(Extracts from a graphics dataset)
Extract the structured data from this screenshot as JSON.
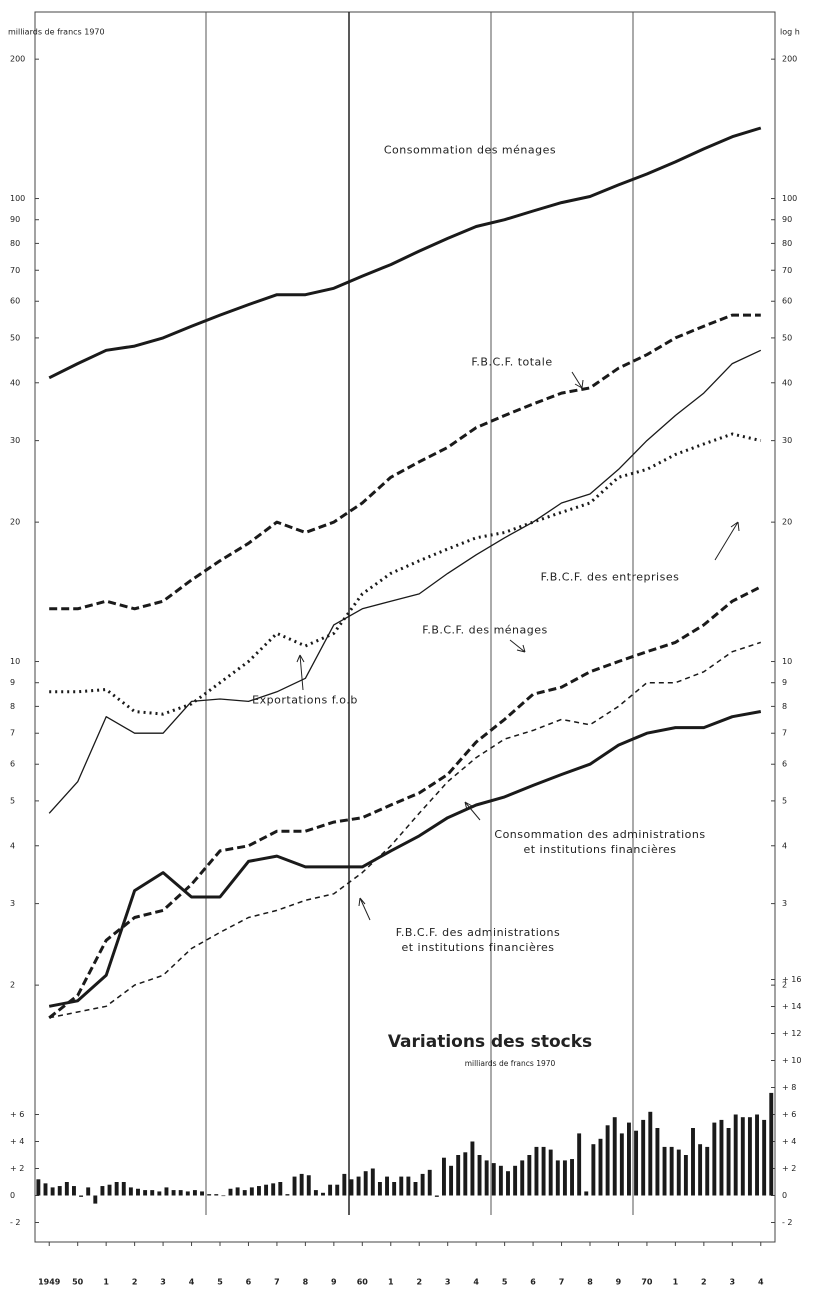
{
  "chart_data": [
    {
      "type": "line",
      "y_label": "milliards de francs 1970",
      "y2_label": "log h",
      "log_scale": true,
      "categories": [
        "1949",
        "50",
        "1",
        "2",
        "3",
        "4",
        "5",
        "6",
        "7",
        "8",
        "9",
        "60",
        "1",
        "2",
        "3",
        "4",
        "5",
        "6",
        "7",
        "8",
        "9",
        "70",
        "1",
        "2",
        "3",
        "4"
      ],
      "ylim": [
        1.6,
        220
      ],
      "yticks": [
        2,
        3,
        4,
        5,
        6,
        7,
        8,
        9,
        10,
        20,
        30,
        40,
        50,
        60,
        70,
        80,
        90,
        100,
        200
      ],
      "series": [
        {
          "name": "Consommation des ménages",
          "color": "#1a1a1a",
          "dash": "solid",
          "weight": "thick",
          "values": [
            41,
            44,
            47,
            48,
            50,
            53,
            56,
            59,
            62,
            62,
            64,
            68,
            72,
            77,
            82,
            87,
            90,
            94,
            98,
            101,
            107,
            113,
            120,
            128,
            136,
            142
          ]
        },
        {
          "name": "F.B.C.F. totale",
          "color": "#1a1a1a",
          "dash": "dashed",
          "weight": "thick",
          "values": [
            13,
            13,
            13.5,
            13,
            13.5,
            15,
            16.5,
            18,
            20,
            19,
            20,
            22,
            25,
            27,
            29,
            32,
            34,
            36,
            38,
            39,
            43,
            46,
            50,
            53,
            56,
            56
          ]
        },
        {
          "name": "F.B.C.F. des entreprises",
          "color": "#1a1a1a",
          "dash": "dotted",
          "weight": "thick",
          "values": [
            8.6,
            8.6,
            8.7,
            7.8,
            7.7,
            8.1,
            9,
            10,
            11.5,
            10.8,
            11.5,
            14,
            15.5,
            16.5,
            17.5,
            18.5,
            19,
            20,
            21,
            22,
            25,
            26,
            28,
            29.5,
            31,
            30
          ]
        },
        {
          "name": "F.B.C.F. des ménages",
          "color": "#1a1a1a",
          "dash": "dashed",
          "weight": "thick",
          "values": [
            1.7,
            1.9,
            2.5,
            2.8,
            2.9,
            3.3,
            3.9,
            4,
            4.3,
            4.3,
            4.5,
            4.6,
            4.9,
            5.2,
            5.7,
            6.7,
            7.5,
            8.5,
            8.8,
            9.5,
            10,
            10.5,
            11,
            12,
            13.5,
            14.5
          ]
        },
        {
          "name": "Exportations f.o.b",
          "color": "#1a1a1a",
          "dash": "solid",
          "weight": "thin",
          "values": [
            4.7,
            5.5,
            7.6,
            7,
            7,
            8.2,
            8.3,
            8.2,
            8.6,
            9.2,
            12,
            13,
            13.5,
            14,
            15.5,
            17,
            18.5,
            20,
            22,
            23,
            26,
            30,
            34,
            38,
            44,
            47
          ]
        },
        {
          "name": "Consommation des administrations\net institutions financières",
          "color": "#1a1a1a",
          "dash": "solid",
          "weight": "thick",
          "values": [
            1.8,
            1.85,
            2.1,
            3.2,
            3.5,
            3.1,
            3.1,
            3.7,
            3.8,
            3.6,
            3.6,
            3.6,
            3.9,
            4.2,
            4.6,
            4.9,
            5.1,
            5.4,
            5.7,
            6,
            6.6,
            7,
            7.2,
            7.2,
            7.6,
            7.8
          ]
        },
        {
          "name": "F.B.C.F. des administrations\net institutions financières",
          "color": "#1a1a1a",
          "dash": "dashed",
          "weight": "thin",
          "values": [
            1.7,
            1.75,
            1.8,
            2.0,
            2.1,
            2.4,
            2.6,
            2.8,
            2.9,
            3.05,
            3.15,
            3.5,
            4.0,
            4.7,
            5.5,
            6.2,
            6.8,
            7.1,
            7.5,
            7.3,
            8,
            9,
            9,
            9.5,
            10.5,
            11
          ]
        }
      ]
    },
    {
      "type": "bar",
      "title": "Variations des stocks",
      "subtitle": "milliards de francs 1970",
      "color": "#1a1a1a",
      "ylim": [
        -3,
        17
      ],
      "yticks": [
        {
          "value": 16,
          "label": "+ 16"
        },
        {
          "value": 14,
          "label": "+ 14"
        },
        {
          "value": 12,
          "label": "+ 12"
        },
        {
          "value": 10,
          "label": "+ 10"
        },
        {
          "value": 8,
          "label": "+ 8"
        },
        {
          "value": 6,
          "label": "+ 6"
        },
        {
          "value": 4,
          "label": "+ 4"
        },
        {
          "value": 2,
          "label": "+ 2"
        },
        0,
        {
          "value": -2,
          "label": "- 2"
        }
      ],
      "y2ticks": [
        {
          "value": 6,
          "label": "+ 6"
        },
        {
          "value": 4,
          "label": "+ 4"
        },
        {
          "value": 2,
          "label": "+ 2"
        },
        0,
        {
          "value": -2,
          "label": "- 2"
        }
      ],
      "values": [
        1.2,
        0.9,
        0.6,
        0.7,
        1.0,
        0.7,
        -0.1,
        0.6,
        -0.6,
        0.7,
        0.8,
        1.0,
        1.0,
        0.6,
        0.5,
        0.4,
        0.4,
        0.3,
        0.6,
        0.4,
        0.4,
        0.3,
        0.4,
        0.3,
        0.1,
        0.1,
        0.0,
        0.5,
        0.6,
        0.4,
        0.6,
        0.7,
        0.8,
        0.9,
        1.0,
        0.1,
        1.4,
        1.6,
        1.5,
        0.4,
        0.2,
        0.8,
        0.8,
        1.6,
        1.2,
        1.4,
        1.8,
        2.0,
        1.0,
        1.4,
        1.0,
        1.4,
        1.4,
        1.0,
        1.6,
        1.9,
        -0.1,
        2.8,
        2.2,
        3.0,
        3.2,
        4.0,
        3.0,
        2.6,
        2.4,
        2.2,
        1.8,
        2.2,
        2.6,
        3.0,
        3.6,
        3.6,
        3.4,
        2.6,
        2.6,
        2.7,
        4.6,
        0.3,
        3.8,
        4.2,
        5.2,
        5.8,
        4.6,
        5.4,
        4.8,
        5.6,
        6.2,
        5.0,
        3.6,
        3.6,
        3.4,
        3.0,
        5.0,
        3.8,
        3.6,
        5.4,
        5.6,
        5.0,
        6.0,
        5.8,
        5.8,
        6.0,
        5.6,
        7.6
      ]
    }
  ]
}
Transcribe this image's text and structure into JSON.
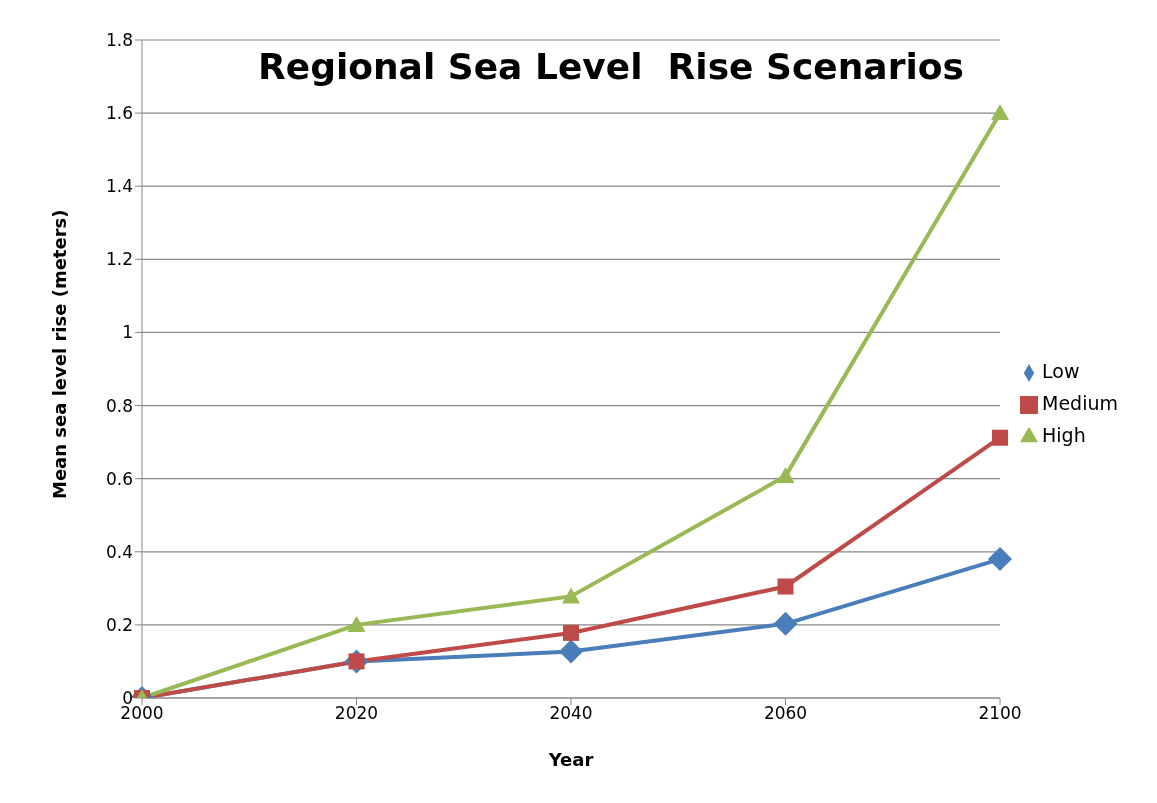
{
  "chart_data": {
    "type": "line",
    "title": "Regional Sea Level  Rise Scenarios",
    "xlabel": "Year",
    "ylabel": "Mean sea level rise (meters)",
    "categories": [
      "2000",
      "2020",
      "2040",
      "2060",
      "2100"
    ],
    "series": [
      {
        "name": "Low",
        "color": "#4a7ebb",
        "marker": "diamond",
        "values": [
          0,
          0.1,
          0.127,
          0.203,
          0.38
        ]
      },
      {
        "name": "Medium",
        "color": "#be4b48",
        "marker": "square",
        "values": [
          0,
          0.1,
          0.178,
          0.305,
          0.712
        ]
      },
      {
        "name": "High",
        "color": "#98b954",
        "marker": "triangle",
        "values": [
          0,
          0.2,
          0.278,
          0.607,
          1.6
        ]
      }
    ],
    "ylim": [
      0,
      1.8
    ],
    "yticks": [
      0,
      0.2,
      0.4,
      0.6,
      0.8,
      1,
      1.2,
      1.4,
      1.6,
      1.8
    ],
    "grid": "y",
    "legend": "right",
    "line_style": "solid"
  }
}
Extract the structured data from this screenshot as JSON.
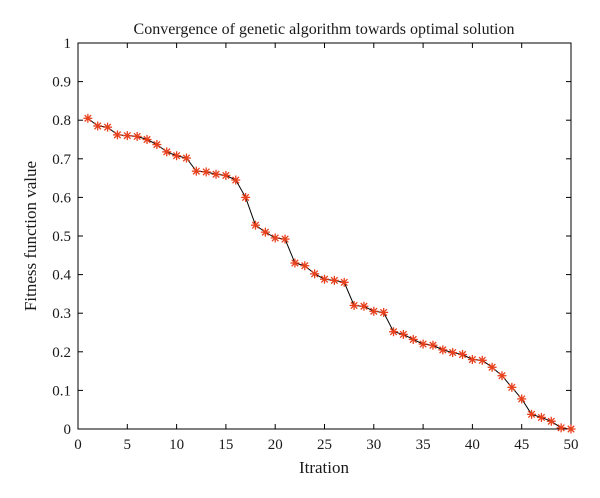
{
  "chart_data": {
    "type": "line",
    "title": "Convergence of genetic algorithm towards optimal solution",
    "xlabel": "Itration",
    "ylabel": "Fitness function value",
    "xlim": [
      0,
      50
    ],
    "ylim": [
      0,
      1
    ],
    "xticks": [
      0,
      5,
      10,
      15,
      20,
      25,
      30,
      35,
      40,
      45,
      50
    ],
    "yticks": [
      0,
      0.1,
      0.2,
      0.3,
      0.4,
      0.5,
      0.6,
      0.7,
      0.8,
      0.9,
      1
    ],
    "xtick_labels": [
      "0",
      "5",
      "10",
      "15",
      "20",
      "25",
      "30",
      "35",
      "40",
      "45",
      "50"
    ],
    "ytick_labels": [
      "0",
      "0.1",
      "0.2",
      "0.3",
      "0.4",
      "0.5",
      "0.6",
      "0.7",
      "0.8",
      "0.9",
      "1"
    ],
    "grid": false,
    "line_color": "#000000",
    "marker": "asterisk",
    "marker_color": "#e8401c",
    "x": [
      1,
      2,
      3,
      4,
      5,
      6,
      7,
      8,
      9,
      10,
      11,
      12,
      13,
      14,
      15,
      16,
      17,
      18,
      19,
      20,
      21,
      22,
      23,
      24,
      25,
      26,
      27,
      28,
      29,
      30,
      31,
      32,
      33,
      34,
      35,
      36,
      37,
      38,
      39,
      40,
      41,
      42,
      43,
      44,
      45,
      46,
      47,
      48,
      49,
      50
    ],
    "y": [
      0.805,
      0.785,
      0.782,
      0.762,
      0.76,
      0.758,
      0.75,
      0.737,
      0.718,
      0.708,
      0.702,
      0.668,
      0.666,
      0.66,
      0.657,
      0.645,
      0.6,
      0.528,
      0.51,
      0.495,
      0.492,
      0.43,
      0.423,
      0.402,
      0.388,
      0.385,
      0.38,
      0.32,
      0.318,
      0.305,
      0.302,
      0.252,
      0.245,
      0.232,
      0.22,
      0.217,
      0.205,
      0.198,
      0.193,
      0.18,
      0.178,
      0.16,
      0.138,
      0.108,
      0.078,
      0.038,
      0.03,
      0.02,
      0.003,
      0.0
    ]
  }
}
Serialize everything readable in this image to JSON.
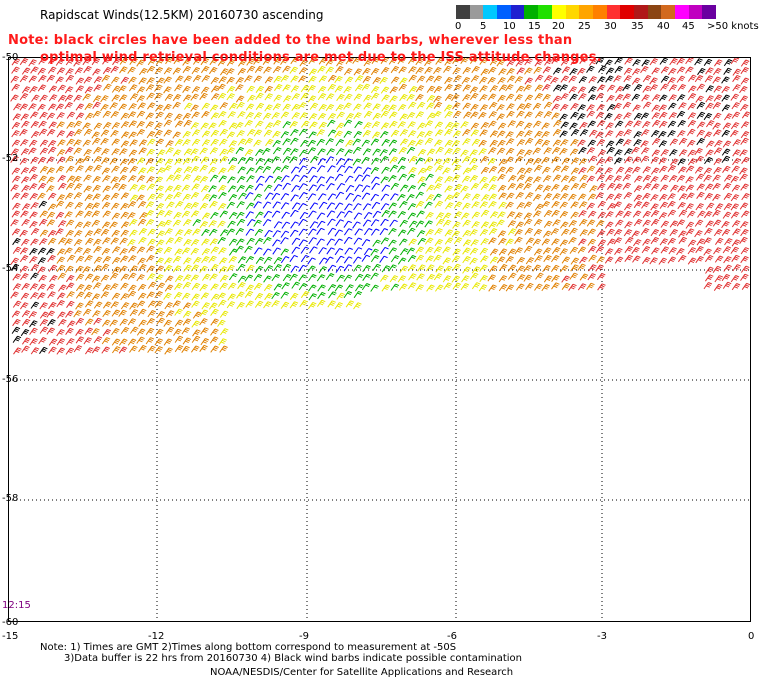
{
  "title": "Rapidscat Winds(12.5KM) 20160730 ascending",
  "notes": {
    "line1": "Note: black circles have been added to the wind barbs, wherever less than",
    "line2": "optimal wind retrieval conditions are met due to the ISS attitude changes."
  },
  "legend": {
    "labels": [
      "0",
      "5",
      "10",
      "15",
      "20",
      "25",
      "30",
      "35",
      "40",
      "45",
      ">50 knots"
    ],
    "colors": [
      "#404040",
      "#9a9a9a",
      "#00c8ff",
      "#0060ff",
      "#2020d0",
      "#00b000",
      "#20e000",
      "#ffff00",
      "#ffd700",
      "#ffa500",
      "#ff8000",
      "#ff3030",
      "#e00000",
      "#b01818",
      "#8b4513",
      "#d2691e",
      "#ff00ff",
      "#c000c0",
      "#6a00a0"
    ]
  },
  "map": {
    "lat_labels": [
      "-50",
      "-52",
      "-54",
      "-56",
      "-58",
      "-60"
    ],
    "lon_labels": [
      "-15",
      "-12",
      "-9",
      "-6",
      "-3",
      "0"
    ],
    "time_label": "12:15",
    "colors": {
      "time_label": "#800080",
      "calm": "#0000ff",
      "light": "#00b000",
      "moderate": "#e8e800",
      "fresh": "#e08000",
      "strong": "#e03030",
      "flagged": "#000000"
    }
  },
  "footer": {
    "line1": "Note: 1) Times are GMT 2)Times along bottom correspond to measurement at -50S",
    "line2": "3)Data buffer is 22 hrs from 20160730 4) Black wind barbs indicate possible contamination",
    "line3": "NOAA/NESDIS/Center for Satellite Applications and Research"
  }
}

■ Exercise brief ■
From the listing above, collect each line in which the string "this" appears.

■ Solution ■
Extract the structured data from this screenshot as JSON.
Transcribe this image's text and structure into JSON.
Extract the structured data from this screenshot as JSON.
Serialize everything readable in this image to JSON.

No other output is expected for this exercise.